((

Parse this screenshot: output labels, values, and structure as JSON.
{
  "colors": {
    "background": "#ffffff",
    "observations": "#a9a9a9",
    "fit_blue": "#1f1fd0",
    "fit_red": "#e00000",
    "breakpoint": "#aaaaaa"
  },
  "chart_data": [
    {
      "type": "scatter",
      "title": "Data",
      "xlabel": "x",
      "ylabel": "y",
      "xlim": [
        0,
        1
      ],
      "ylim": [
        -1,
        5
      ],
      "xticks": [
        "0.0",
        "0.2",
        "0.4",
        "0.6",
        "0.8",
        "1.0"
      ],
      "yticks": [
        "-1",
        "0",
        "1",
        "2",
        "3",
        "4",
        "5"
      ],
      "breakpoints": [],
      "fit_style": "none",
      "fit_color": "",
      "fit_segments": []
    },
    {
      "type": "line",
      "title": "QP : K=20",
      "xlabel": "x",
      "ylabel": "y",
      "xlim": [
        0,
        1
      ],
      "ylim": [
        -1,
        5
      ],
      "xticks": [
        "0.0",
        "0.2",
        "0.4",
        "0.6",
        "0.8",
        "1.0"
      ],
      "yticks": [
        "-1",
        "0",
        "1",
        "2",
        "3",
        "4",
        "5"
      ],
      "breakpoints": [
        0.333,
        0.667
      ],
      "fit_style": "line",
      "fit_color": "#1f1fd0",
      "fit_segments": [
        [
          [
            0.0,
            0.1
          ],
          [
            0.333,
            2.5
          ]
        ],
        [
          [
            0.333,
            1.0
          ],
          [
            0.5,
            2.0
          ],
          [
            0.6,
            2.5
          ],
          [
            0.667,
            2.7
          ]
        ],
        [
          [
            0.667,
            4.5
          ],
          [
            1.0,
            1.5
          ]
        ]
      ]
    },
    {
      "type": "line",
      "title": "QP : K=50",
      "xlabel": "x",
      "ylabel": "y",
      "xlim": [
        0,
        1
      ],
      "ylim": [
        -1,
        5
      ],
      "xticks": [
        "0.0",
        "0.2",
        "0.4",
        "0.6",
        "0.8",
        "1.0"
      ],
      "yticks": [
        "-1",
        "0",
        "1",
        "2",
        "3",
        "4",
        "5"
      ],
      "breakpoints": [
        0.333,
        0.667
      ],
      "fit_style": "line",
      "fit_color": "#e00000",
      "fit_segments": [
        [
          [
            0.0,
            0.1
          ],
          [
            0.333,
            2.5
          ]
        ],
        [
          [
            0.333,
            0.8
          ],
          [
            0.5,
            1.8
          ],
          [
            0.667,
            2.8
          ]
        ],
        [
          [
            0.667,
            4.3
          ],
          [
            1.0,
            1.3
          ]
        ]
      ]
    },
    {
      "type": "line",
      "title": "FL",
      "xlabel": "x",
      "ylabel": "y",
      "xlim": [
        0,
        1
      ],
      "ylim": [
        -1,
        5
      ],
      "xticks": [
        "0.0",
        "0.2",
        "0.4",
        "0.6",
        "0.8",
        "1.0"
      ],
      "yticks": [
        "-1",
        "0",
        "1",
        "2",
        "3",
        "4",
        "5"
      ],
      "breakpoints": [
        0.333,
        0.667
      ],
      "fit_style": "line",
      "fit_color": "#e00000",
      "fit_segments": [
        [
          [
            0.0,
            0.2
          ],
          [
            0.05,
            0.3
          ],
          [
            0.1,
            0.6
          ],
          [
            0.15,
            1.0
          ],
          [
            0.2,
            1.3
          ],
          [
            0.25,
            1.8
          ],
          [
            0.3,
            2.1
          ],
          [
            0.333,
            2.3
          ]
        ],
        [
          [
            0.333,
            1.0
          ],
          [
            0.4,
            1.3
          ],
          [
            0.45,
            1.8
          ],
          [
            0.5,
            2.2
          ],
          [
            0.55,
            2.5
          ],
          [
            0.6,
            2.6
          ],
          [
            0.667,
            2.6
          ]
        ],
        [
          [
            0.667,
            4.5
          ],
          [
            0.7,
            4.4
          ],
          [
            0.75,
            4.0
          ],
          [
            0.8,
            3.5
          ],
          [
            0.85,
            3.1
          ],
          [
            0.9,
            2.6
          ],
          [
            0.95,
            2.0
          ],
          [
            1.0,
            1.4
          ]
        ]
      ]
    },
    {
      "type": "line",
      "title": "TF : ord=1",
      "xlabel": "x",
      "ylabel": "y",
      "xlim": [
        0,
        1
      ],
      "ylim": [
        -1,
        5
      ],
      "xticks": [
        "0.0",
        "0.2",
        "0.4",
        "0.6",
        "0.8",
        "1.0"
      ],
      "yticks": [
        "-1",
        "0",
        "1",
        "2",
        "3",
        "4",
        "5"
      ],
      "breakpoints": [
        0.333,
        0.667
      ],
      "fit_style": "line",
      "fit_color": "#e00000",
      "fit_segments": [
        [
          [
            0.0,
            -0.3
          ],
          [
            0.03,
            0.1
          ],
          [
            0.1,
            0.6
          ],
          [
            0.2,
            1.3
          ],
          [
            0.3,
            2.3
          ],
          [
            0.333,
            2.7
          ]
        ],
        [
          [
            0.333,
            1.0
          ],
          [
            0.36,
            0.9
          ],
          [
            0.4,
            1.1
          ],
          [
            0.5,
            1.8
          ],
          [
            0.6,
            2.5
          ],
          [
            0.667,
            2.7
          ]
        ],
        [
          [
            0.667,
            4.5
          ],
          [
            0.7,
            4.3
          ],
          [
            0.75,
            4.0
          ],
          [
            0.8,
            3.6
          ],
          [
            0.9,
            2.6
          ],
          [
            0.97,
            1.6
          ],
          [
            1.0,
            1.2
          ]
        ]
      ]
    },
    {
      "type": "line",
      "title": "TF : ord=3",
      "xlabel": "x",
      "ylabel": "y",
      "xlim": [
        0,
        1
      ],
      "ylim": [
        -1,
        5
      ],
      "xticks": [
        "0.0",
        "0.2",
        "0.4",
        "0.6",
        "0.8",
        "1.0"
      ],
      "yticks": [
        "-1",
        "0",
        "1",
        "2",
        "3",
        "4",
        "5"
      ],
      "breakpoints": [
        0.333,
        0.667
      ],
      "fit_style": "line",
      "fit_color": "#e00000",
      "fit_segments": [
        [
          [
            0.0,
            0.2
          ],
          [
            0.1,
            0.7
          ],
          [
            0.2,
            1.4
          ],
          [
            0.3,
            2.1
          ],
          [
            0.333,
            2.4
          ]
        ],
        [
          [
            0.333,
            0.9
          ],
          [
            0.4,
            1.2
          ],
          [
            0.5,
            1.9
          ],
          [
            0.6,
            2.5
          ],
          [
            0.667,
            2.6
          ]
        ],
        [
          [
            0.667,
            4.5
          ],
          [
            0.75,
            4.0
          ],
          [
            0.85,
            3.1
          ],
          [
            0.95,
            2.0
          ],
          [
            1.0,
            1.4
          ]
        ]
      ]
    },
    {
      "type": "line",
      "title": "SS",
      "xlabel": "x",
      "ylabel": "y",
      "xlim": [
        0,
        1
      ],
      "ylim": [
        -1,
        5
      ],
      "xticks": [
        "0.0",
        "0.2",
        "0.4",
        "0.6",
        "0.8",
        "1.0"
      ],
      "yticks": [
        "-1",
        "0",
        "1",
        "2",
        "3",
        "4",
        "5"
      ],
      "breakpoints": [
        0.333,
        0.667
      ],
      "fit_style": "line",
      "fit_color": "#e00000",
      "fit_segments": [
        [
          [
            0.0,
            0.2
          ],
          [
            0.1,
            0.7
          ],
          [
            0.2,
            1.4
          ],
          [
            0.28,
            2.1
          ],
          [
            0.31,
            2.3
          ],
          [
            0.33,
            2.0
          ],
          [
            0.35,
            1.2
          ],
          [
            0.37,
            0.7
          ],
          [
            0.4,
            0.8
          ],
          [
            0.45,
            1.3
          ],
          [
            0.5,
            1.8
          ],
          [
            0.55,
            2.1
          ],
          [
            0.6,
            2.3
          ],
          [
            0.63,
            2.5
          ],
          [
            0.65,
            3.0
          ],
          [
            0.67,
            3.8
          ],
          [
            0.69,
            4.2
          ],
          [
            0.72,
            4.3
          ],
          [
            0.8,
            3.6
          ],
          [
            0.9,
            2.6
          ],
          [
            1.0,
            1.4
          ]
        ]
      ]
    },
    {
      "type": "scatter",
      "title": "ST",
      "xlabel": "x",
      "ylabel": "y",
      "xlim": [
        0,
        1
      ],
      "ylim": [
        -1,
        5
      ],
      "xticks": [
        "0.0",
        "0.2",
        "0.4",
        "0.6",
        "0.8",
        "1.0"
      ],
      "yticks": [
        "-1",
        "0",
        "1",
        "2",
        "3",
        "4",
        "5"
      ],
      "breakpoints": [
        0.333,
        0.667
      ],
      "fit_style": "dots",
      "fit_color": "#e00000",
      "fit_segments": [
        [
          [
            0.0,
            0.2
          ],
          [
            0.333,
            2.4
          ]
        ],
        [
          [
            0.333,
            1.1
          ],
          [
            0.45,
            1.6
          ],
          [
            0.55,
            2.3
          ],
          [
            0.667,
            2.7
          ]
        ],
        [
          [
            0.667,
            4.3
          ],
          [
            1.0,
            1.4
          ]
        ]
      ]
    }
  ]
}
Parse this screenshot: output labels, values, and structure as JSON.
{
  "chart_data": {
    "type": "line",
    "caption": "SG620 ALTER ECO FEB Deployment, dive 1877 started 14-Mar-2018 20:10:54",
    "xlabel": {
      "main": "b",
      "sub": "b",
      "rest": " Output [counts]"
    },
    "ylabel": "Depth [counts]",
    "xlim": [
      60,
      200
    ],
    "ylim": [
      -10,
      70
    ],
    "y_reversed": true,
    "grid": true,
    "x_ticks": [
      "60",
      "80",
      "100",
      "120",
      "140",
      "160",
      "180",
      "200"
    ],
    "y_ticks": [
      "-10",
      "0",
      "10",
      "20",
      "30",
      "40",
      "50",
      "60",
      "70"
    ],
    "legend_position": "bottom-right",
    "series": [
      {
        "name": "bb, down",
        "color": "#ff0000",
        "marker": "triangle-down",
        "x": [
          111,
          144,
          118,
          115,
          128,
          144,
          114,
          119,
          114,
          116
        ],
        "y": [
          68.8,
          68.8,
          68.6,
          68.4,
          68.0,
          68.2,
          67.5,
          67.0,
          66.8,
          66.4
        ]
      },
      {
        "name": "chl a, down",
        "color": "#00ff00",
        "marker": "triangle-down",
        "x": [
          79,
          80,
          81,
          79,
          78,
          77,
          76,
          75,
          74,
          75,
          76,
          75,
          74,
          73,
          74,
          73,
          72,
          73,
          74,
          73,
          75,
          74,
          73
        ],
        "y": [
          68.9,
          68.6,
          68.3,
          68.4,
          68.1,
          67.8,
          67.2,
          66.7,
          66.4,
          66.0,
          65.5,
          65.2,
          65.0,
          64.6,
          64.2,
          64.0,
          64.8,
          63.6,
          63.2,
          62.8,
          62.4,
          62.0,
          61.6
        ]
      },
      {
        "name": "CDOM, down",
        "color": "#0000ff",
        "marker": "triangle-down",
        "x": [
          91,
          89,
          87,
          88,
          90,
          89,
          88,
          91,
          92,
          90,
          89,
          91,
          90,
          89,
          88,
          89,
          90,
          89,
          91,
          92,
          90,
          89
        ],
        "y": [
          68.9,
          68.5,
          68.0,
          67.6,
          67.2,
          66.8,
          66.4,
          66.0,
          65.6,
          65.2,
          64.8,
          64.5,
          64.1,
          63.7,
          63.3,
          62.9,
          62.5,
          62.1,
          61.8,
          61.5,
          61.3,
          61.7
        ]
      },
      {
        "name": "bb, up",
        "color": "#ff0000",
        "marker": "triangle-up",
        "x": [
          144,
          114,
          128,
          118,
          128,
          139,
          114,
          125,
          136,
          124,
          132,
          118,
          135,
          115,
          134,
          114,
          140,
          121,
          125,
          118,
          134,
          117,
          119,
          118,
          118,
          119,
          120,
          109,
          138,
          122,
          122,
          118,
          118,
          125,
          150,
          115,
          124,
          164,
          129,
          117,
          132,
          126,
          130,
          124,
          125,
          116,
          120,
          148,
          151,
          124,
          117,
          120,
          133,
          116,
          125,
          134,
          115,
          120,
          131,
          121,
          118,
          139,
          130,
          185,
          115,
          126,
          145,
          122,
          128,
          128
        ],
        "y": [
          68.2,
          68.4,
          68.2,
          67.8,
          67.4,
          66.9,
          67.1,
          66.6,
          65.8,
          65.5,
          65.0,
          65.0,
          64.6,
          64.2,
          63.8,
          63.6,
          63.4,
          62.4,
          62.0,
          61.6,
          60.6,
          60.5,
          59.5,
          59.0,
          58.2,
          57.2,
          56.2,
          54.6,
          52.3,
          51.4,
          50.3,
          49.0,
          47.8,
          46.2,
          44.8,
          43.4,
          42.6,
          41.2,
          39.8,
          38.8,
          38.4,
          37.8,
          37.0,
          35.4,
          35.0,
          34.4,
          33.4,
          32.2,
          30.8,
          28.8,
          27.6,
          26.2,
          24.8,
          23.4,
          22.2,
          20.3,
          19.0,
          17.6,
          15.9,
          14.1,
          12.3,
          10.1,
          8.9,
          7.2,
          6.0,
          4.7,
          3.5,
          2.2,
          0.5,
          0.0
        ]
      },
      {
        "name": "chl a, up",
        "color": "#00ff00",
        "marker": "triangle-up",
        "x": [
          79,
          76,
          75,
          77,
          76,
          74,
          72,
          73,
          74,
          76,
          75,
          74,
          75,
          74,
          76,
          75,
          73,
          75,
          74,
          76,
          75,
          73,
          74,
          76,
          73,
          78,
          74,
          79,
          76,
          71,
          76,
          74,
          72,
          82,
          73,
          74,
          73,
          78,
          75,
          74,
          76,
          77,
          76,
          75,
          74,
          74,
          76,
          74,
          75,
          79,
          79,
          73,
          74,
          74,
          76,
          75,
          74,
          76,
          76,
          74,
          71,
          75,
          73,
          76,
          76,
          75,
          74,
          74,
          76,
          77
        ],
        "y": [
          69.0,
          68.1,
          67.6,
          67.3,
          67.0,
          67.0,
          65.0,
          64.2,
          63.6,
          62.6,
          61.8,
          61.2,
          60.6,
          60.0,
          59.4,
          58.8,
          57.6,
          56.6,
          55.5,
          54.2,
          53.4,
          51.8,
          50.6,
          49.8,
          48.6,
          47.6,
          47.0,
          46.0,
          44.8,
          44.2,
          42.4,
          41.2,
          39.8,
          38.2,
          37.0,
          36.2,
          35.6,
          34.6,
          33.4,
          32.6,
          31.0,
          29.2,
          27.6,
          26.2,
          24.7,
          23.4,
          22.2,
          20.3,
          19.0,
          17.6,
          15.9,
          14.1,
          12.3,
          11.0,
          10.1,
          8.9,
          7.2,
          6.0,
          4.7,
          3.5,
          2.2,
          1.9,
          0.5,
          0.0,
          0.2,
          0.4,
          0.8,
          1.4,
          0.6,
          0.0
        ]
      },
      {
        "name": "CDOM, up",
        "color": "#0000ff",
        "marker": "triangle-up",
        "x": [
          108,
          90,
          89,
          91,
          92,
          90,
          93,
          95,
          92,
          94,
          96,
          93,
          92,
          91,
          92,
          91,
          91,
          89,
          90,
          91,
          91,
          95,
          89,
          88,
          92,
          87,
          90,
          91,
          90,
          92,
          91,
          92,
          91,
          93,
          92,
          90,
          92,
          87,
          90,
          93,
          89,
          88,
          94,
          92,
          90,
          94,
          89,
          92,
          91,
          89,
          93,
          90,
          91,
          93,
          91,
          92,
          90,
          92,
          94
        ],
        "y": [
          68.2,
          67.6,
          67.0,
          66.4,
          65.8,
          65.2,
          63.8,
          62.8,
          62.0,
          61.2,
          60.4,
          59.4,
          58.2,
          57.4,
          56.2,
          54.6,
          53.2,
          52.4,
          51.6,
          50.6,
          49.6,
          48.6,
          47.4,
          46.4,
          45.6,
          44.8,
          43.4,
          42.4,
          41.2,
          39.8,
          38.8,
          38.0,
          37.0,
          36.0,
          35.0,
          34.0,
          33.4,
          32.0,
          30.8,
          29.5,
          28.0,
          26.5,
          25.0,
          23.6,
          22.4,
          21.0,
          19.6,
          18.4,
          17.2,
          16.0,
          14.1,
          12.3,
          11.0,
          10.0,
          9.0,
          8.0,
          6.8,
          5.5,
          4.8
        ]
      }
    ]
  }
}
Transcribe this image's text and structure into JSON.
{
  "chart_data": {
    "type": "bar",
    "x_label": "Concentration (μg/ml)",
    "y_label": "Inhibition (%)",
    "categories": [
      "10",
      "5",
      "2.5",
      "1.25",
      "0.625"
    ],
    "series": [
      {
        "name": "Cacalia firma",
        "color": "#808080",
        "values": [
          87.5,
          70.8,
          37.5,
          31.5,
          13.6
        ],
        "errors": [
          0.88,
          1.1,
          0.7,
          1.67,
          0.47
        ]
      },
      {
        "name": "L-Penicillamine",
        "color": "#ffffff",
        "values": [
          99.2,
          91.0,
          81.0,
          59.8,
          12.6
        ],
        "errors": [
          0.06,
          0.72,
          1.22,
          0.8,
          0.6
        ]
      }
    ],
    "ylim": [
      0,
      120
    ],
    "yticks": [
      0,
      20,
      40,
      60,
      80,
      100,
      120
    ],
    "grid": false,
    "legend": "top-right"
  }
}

))

WHAT YOU HAVE TO DO
Pick out the lines that include the word "title" and write them out.

OUTPUT OF THE TASK
      "title": "Data",
      "title": "QP : K=20",
      "title": "QP : K=50",
      "title": "FL",
      "title": "TF : ord=1",
      "title": "TF : ord=3",
      "title": "SS",
      "title": "ST",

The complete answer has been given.